■ Exercise ■
Copy each line below in which the string "elementary" occurs.
* start *
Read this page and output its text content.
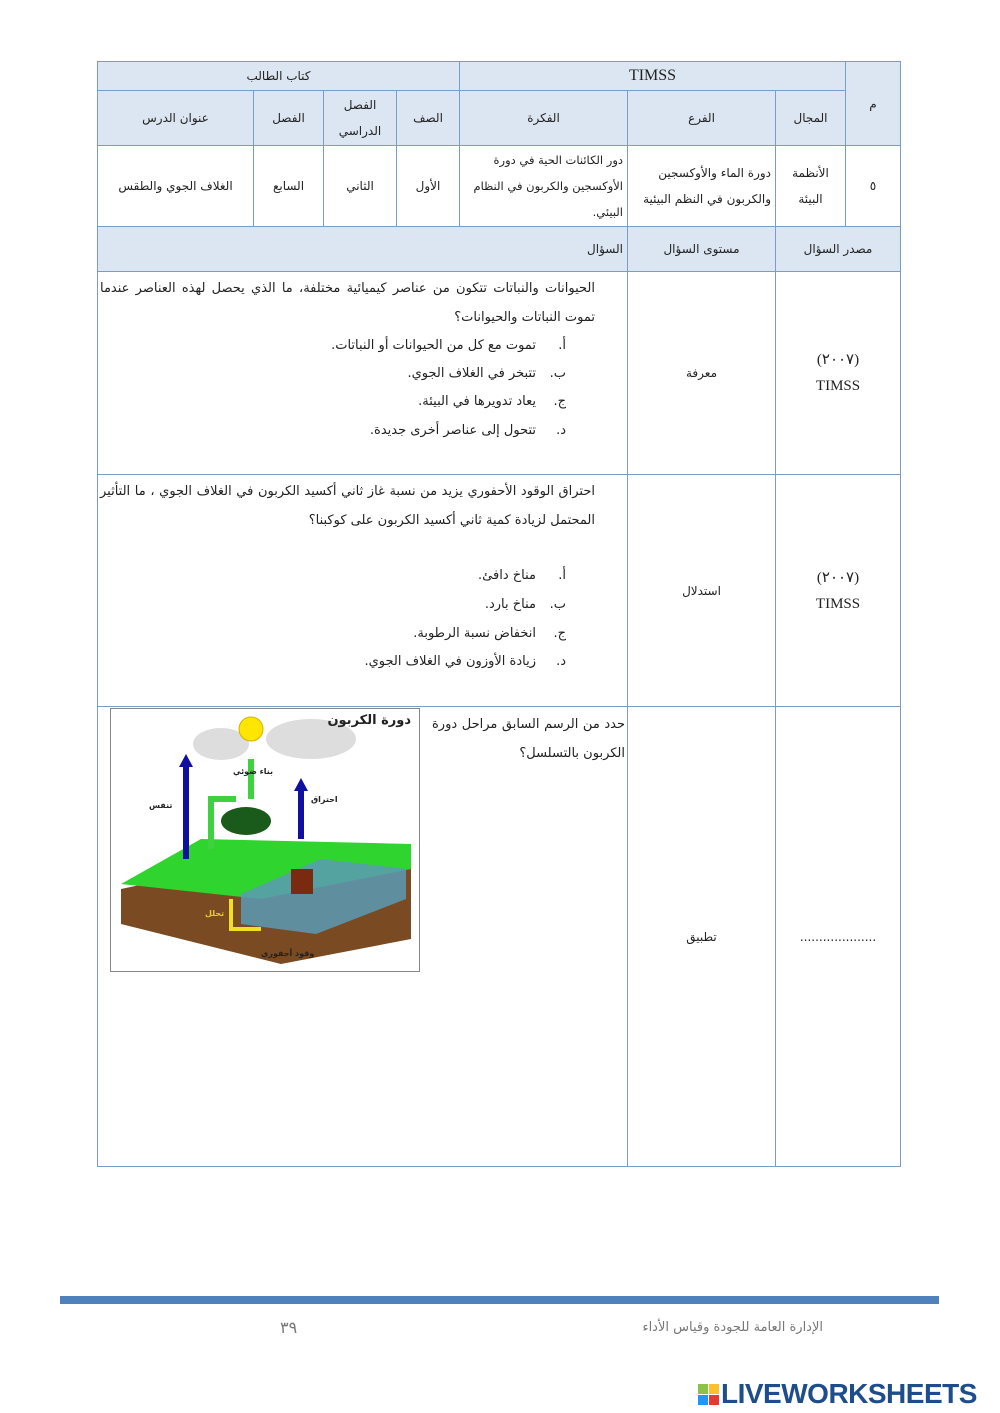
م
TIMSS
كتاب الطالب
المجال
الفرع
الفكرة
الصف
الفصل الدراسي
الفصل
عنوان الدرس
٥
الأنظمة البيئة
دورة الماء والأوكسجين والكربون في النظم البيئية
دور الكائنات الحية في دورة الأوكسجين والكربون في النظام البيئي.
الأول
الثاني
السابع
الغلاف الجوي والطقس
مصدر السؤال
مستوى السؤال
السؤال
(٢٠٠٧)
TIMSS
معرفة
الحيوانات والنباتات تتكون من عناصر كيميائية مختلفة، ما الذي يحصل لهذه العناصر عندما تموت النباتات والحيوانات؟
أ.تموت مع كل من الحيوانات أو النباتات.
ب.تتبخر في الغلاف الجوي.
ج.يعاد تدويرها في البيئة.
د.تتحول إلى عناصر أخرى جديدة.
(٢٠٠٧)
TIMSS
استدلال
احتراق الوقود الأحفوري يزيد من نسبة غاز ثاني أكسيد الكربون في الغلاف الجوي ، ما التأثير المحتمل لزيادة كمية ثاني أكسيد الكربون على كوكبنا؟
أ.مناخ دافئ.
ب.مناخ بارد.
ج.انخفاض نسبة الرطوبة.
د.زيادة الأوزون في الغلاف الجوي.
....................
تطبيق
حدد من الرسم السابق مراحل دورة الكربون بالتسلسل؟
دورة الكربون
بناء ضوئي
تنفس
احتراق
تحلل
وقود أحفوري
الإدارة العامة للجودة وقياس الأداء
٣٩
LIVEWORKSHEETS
* end *
* start *
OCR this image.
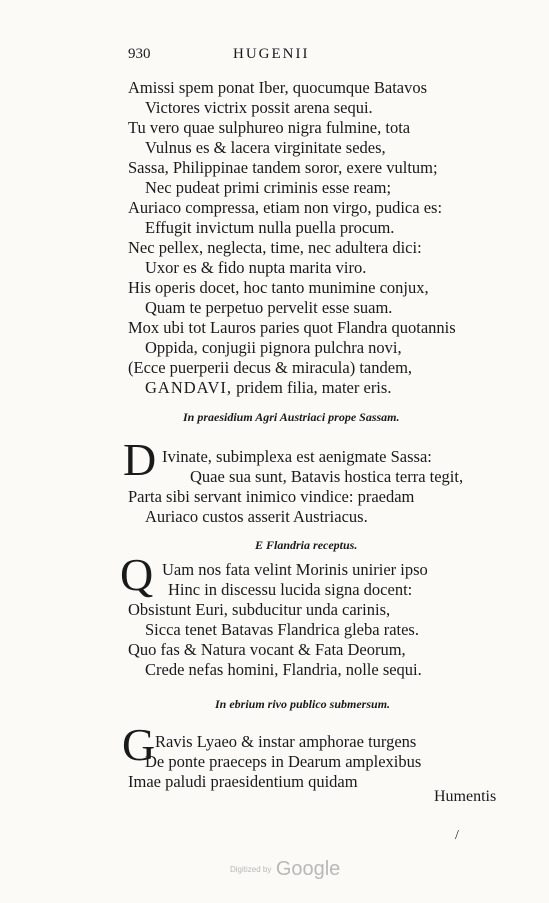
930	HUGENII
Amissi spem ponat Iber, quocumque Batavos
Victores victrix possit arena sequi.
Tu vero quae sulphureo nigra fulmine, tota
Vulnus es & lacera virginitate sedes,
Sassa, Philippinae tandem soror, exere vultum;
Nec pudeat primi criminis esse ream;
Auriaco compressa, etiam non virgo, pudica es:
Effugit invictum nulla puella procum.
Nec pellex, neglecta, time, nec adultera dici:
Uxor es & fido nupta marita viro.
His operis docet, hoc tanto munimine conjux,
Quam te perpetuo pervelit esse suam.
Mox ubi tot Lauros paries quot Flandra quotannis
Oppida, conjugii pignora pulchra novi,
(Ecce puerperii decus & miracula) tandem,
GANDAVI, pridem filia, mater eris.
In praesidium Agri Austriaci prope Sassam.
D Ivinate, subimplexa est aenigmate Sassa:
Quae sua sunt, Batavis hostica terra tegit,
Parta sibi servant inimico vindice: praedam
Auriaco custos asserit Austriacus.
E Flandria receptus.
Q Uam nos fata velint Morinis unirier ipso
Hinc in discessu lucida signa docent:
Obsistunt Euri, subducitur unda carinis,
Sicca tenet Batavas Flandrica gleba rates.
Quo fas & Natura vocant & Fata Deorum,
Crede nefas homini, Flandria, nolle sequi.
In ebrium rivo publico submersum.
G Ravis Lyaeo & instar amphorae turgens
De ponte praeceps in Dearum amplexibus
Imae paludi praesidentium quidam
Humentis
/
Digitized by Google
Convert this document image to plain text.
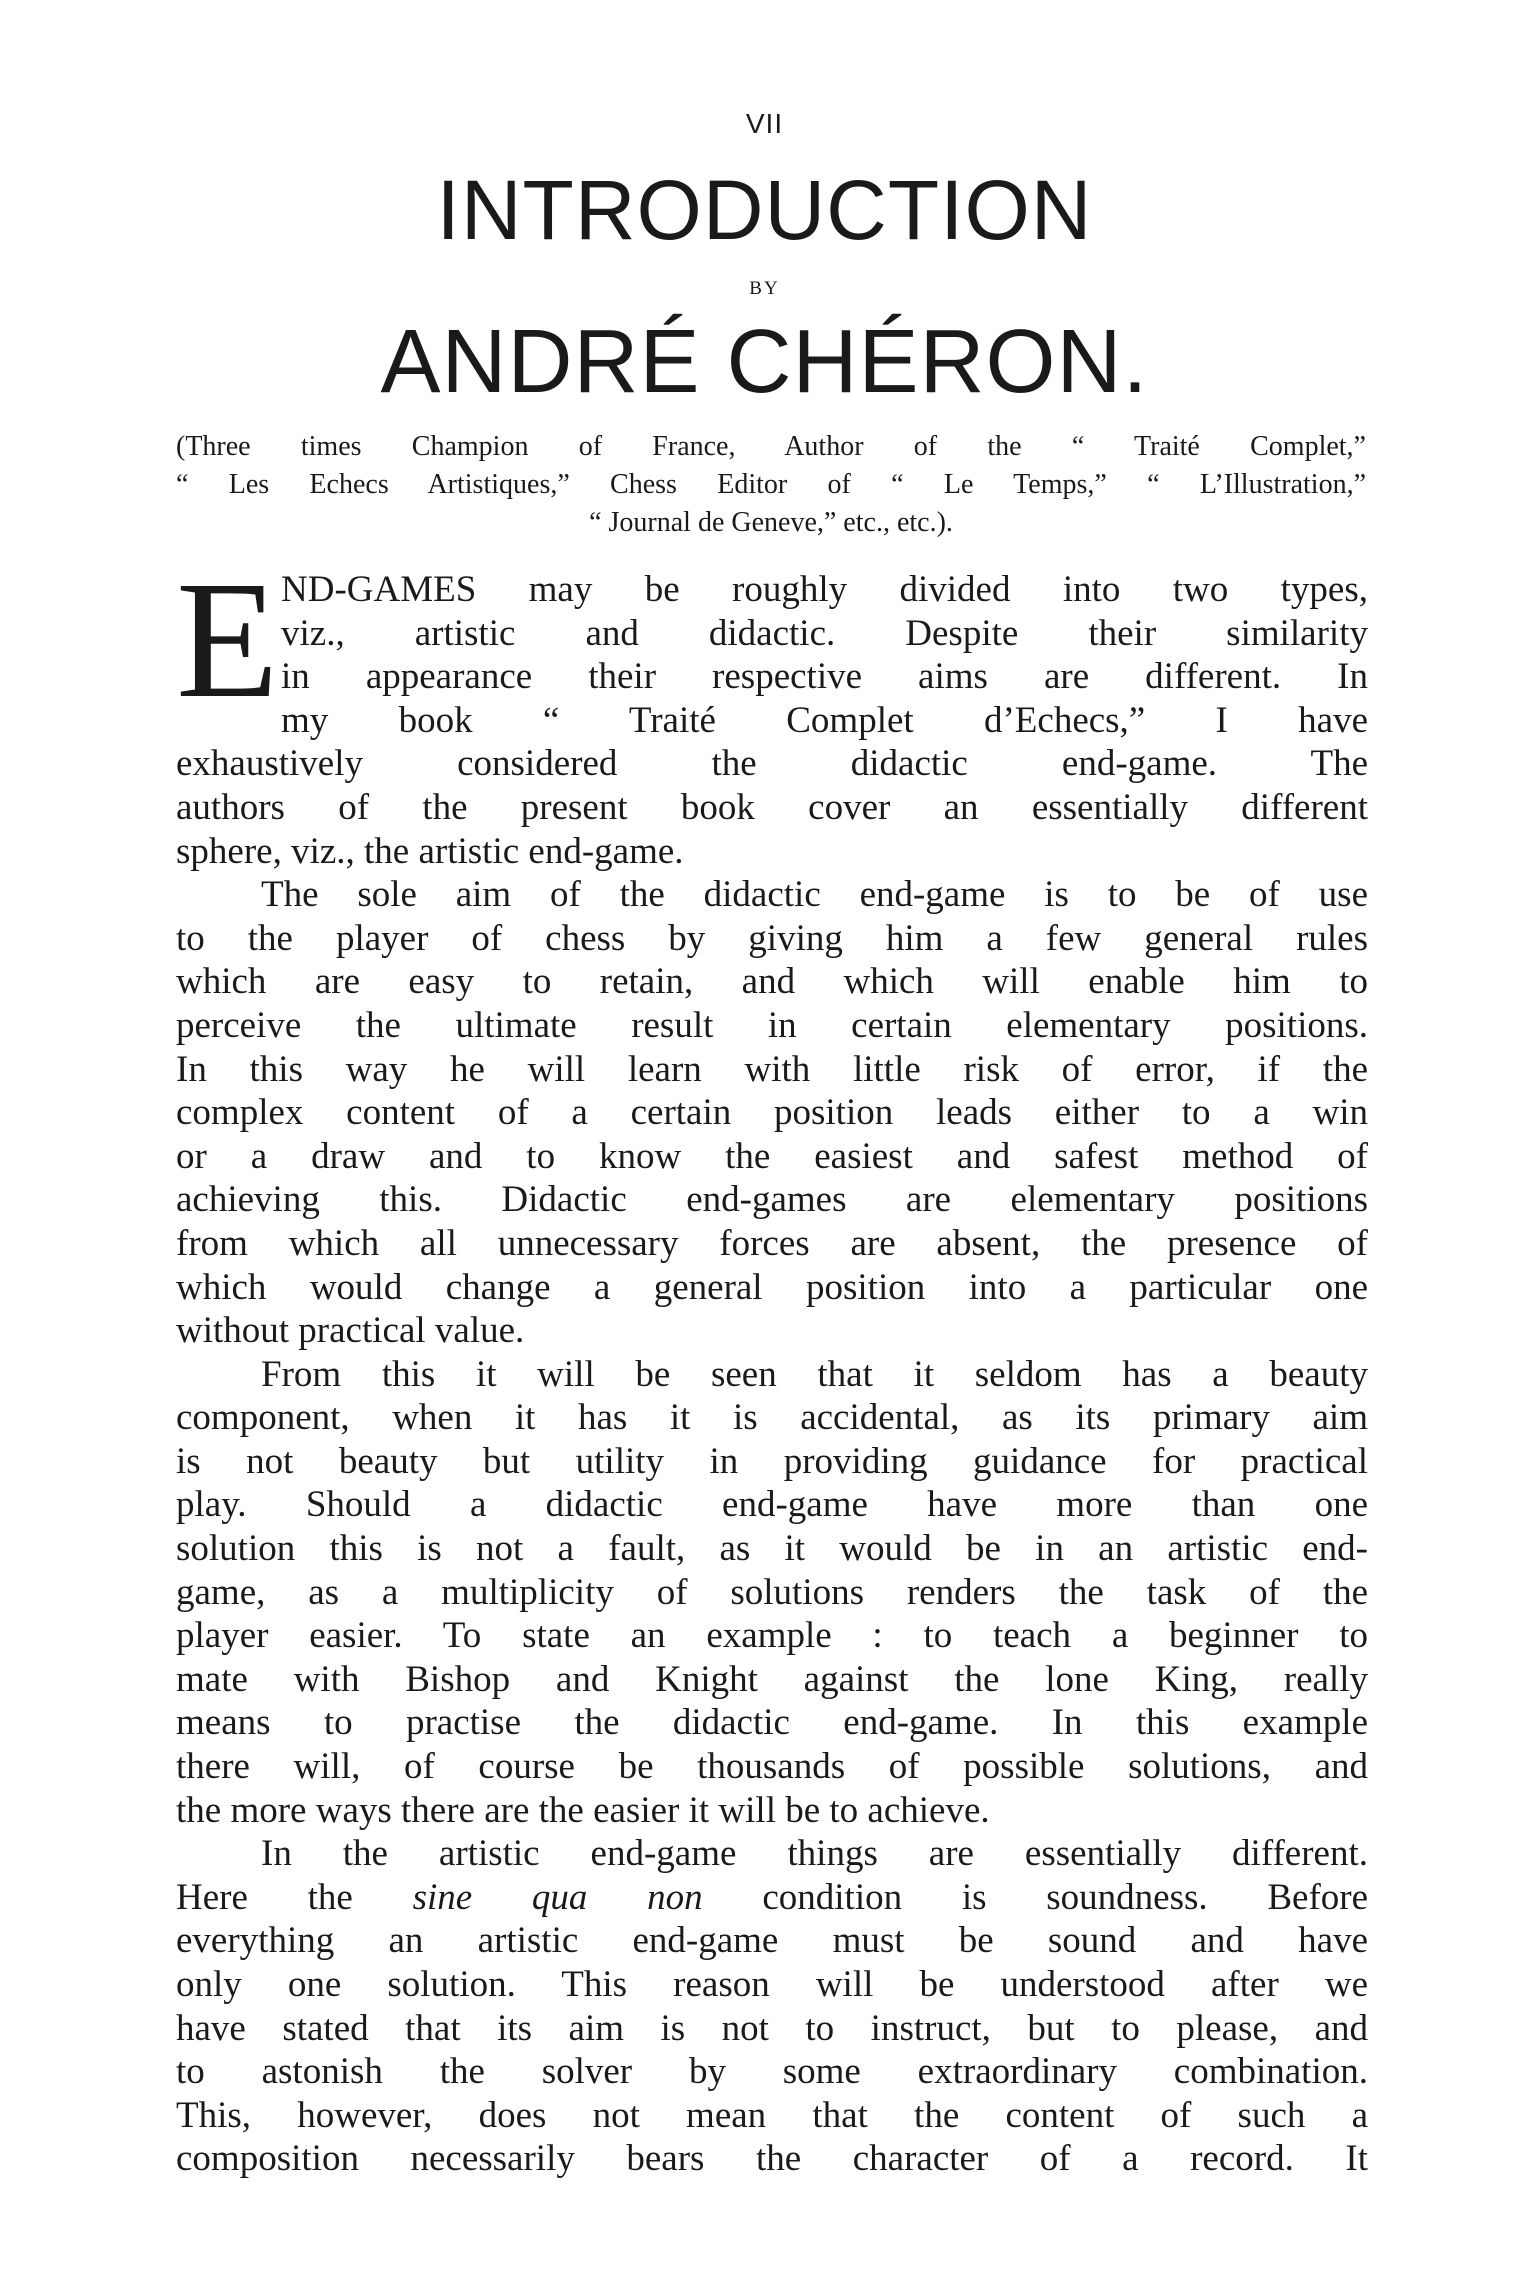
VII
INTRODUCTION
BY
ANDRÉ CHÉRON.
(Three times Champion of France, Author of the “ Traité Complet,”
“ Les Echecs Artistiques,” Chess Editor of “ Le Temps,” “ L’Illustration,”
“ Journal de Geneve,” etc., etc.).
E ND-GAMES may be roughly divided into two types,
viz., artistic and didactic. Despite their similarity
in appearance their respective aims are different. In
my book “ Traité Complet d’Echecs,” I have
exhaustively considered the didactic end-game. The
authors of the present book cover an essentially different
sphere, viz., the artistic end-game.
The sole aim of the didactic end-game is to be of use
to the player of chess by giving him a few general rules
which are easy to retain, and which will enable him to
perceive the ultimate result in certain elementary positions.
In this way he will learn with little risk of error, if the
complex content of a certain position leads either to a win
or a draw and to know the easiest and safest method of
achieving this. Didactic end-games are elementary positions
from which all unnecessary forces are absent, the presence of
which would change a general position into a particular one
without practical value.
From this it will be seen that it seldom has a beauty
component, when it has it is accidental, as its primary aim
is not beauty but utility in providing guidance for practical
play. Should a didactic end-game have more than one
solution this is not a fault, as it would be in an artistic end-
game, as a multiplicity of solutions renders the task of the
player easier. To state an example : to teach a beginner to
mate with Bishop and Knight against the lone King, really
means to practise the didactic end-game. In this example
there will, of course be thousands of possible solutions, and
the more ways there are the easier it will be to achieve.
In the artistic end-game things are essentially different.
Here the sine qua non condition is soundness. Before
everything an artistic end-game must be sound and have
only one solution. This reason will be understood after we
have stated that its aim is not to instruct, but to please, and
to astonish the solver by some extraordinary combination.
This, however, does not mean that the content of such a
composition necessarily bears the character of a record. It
* end *
* start *
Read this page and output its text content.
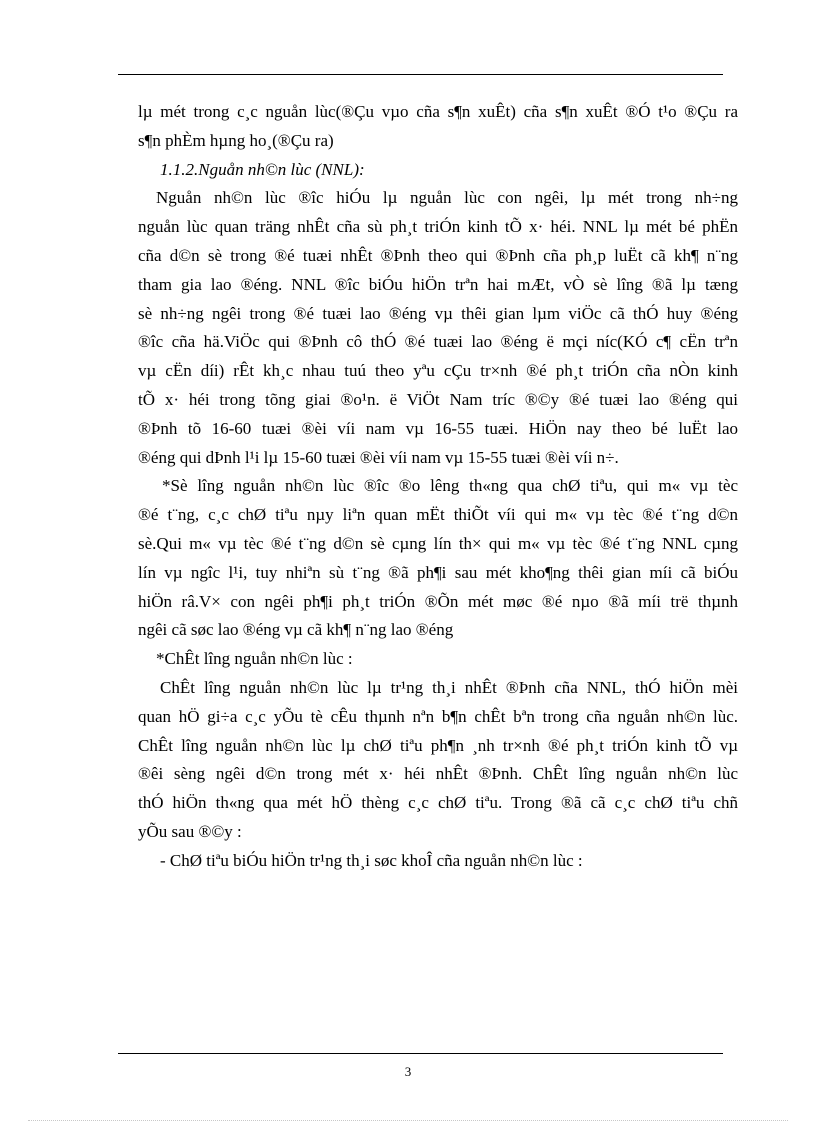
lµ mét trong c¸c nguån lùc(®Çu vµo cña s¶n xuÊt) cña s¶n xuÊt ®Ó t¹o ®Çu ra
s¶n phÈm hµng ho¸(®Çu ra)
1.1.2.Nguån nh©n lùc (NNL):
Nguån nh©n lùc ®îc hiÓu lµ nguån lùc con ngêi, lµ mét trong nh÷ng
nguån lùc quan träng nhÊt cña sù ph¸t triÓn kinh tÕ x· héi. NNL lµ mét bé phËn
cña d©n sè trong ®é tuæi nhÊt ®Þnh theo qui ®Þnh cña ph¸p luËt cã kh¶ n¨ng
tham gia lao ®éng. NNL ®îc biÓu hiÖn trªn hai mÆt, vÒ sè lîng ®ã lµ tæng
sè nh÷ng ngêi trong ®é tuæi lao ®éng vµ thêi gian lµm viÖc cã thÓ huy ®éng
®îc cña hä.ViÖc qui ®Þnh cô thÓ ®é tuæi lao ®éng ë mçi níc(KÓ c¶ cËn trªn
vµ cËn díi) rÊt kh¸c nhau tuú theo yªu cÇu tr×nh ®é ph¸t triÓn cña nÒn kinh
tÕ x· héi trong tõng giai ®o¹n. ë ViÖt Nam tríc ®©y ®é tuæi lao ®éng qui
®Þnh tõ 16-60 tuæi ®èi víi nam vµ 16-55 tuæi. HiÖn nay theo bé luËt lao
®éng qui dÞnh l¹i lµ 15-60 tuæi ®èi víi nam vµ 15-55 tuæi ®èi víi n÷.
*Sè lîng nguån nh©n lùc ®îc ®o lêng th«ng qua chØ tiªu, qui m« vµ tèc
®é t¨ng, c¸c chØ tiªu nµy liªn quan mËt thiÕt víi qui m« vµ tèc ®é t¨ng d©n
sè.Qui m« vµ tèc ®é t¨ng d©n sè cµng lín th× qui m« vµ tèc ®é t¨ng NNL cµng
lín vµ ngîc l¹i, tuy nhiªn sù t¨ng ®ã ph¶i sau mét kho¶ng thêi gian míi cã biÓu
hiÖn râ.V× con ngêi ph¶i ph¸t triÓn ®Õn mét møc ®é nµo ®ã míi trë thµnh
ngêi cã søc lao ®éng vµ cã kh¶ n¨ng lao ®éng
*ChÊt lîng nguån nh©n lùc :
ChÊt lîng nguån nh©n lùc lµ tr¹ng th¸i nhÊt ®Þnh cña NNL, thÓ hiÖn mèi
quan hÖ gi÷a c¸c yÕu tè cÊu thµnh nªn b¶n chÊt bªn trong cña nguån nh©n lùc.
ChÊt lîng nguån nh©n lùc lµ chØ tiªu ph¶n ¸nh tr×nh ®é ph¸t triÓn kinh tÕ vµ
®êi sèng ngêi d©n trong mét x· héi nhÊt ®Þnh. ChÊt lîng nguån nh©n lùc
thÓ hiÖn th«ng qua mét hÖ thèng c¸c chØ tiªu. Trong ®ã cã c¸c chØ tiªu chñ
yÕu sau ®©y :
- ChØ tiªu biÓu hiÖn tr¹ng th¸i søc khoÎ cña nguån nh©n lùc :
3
* end *
■ Exercise answer ■
perceive the ultimate result in certain elementary positions.
achieving this. Didactic end-games are elementary positions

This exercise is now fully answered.